# TASK PROMPT
Tell me how many lines of the entries below include the string "letters", and give only the number.

# AVAILABLE RECORDS
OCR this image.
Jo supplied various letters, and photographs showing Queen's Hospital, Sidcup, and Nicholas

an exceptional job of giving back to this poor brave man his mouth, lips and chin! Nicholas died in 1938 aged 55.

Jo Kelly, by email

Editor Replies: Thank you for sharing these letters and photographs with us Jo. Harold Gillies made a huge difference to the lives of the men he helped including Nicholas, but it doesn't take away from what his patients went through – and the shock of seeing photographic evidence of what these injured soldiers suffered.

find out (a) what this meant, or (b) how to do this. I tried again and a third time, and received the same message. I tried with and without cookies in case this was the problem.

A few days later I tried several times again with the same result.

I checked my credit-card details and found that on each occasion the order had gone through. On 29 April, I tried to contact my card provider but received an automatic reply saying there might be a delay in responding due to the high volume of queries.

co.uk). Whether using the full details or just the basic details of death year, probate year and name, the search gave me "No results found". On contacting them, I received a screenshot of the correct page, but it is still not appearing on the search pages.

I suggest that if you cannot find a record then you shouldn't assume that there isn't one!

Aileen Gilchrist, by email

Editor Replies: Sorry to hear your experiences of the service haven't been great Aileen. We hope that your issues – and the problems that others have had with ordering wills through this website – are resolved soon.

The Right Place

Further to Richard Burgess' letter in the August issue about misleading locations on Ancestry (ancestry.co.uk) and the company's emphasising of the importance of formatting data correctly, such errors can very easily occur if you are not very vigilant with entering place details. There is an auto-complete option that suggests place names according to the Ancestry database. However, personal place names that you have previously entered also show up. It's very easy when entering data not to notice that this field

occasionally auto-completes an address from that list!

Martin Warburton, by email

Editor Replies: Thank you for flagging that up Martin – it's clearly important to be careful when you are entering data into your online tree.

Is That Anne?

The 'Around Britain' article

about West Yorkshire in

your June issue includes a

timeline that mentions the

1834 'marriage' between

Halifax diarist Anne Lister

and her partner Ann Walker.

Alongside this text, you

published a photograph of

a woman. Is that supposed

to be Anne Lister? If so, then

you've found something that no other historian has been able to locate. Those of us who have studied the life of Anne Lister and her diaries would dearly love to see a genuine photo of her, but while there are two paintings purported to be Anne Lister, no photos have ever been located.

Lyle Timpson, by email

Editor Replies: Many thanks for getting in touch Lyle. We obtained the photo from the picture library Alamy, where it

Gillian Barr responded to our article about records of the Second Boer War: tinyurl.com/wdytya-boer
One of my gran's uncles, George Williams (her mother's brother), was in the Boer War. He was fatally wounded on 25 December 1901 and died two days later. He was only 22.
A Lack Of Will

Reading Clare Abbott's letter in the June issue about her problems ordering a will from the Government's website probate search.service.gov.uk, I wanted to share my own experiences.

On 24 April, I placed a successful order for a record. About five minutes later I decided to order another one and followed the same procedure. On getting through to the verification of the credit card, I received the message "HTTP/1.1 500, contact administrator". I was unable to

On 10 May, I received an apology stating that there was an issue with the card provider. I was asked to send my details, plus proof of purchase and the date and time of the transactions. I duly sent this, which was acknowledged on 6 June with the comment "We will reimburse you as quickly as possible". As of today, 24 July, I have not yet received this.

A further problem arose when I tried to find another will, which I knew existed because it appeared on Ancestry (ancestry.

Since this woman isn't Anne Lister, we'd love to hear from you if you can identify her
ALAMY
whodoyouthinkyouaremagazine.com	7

# ANSWER SPACE
2